TASK STATEMENT: Give the number of lines in the listing that hold the word "icon". Write nothing but that number.

BEGIN AVAILABLE DATA

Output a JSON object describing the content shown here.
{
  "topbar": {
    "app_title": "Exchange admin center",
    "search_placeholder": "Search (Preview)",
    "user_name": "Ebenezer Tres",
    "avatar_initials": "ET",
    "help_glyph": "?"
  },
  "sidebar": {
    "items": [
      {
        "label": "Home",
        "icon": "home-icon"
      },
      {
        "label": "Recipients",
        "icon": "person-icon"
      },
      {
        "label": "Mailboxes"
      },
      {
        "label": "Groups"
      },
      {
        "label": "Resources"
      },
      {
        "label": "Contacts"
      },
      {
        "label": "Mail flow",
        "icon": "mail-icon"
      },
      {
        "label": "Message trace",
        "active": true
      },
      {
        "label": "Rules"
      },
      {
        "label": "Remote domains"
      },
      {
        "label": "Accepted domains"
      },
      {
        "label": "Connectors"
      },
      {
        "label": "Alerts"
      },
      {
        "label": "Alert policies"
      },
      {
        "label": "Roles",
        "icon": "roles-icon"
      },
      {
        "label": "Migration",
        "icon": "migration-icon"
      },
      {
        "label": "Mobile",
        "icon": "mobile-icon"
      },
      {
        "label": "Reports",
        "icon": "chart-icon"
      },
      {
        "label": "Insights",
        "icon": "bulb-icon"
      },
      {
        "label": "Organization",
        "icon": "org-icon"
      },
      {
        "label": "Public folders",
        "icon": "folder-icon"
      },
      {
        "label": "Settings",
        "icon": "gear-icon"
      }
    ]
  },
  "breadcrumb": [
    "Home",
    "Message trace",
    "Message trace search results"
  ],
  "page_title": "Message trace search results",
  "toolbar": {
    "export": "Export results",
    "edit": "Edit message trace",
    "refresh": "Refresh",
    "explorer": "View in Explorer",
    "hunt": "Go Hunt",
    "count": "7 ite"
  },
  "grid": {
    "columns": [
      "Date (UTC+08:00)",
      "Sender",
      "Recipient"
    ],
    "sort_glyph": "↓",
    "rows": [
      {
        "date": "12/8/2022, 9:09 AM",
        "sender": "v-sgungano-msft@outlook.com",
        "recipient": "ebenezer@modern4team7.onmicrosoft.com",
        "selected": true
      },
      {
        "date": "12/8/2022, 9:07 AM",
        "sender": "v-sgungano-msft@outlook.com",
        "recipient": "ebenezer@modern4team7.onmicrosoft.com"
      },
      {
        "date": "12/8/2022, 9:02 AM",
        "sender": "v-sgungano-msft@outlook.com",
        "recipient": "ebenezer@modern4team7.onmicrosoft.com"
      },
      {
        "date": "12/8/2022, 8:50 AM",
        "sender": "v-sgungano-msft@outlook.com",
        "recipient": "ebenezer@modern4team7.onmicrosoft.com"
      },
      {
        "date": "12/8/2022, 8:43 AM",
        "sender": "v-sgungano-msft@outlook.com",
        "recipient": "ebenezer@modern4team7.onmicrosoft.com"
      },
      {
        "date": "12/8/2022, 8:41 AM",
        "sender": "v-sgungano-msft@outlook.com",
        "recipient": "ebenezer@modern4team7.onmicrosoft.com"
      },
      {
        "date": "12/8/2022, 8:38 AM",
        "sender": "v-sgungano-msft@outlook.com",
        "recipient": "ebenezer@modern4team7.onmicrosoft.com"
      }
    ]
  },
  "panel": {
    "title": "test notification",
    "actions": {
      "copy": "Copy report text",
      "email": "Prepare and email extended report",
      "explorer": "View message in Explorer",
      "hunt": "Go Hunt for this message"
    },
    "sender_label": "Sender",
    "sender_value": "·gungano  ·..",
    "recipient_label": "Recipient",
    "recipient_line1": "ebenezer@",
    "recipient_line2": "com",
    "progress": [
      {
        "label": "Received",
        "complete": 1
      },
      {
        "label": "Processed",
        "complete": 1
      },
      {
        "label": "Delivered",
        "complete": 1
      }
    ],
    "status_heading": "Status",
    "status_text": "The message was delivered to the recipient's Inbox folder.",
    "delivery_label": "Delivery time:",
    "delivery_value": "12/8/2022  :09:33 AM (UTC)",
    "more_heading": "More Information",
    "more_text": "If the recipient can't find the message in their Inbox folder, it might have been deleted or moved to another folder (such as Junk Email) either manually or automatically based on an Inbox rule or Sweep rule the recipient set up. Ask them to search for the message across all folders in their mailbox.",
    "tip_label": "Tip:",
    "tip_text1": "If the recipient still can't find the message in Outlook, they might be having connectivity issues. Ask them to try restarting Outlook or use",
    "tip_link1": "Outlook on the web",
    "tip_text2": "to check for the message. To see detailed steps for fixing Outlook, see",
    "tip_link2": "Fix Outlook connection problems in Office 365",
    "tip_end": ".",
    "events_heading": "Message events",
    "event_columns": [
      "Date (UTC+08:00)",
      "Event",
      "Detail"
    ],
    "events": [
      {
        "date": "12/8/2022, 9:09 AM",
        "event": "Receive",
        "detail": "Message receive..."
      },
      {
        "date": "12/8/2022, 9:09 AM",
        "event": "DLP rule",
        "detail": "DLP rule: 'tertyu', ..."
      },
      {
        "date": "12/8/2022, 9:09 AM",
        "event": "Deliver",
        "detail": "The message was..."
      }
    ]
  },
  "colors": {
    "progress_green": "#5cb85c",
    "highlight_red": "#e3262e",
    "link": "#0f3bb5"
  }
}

END AVAILABLE DATA

SOLUTION FOR THIS PROBLEM: 11